_ITEMS_:
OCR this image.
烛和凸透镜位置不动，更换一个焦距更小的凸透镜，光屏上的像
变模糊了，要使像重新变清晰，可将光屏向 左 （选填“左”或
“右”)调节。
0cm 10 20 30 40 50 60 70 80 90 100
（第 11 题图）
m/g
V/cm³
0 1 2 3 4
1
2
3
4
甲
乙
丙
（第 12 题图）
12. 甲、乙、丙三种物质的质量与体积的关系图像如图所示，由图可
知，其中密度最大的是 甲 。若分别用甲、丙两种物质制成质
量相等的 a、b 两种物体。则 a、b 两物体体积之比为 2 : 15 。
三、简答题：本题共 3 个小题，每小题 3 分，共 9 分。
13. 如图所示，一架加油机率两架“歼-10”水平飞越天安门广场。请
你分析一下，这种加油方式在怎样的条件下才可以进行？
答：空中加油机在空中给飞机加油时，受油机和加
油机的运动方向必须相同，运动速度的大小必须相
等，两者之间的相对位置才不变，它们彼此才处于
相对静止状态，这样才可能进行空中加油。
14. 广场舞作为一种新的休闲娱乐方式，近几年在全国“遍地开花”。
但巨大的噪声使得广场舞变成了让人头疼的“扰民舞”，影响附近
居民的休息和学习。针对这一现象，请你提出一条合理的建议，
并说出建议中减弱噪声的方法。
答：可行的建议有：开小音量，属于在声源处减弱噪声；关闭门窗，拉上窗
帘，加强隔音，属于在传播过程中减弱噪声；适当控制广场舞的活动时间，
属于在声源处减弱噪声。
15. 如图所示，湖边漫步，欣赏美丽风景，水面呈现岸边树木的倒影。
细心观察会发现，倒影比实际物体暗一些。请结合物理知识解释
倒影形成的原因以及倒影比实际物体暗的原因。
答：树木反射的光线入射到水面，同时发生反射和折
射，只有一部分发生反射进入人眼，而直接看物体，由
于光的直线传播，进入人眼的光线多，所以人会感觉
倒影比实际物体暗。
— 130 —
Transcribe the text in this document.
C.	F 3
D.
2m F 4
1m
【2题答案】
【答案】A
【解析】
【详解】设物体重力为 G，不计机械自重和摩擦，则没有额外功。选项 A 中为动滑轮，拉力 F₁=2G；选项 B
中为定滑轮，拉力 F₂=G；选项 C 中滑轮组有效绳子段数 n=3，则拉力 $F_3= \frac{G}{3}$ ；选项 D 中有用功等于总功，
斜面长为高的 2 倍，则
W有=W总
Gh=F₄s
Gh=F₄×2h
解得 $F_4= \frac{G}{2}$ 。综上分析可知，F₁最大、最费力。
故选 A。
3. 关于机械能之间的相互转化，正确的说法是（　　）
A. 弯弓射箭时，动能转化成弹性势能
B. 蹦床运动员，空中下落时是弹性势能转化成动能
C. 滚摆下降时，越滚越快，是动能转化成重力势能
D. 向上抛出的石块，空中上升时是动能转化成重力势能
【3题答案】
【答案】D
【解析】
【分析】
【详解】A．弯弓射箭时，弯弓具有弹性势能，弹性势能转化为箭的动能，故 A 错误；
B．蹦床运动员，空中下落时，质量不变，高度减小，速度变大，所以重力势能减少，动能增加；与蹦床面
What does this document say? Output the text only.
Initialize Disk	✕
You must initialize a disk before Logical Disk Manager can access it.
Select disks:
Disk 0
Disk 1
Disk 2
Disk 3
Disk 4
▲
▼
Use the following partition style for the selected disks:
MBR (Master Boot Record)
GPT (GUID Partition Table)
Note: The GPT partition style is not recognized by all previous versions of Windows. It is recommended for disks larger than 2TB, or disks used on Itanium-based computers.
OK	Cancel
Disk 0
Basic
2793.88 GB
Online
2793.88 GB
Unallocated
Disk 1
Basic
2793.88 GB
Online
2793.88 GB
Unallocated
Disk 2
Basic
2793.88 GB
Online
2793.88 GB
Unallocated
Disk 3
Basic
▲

_TASK GOAL_:
Give the number of lines in the entries above that include the string "this". No other output is expected.

_SOLUTION_:
3